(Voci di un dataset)
....
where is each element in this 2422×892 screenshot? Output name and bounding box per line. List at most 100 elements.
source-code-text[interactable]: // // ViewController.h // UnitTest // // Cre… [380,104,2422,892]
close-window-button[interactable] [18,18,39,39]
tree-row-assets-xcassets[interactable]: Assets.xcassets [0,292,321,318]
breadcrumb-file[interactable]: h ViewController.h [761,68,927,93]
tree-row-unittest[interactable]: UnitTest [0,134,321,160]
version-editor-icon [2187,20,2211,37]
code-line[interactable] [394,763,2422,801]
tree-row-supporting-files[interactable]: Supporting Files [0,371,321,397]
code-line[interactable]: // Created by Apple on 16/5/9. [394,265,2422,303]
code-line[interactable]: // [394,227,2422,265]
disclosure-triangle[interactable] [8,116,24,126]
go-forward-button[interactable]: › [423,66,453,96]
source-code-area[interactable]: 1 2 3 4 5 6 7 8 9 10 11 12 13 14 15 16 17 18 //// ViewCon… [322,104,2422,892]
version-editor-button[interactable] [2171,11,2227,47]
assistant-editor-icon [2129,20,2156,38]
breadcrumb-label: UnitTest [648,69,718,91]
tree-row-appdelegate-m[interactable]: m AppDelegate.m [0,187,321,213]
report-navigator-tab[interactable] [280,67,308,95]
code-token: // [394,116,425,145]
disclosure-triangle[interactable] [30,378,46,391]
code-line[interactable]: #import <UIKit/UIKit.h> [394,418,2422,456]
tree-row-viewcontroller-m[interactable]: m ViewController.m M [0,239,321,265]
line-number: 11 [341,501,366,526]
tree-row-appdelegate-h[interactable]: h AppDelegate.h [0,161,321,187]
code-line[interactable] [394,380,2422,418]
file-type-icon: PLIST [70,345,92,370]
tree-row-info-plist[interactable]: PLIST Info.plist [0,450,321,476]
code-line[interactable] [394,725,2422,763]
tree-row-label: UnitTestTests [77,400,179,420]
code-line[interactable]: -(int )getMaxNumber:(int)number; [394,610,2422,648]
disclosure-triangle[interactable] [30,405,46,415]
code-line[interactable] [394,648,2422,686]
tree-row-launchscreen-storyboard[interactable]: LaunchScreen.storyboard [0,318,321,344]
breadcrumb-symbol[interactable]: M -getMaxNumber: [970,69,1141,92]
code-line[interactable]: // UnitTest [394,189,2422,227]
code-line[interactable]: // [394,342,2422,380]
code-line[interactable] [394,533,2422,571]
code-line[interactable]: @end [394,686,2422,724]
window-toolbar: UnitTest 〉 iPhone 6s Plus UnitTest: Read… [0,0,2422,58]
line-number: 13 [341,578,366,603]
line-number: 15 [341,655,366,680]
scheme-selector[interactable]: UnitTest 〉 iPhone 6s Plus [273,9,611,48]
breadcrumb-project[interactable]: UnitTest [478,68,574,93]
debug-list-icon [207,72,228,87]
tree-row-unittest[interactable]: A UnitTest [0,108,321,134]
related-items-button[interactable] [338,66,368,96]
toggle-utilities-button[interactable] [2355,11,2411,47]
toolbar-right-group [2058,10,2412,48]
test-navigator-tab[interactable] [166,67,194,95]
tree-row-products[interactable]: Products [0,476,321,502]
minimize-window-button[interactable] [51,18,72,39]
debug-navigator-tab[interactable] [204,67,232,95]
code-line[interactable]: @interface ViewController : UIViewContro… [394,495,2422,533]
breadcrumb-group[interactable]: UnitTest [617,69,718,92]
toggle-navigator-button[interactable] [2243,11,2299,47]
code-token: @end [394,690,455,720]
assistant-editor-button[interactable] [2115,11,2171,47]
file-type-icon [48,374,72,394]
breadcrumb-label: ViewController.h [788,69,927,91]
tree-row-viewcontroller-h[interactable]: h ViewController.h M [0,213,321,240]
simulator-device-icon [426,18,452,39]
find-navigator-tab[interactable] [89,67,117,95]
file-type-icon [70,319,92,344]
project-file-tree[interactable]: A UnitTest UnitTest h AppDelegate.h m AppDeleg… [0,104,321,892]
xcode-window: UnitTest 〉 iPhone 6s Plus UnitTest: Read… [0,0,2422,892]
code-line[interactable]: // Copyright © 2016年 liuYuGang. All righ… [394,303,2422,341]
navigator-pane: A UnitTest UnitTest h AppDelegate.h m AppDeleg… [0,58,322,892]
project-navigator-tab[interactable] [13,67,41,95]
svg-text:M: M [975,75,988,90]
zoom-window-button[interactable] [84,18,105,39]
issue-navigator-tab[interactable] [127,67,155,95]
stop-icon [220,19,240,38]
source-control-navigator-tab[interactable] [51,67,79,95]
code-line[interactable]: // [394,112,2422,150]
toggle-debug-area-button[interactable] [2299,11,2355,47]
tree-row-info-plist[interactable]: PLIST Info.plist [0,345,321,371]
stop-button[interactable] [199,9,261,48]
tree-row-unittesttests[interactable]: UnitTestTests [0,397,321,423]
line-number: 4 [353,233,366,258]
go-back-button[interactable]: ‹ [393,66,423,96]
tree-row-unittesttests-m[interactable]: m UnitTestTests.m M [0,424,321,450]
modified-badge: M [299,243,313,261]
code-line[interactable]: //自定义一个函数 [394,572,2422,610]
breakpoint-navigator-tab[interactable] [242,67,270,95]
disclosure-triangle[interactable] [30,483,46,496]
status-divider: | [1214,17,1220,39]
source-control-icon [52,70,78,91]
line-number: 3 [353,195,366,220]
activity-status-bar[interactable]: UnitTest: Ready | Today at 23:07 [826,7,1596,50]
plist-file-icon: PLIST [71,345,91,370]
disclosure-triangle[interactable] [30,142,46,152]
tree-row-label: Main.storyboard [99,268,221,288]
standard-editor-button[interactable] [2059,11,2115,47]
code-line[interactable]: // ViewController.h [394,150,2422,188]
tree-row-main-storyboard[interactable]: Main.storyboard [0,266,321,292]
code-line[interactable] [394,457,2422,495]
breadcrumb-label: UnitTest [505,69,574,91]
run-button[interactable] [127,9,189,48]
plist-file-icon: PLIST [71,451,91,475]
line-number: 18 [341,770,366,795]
....
## Consegna:
Ricopia senza modifiche le righe del materiale, partendo dalla prima e arrivando alla riga che contiene "version-editor-icon [2187,20,2211,37]", inclusa.

## Risultato:
where is each element in this 2422×892 screenshot? Output name and bounding box per line. List at most 100 elements.
source-code-text[interactable]: // // ViewController.h // UnitTest // // Cre… [380,104,2422,892]
close-window-button[interactable] [18,18,39,39]
tree-row-assets-xcassets[interactable]: Assets.xcassets [0,292,321,318]
breadcrumb-file[interactable]: h ViewController.h [761,68,927,93]
tree-row-unittest[interactable]: UnitTest [0,134,321,160]
version-editor-icon [2187,20,2211,37]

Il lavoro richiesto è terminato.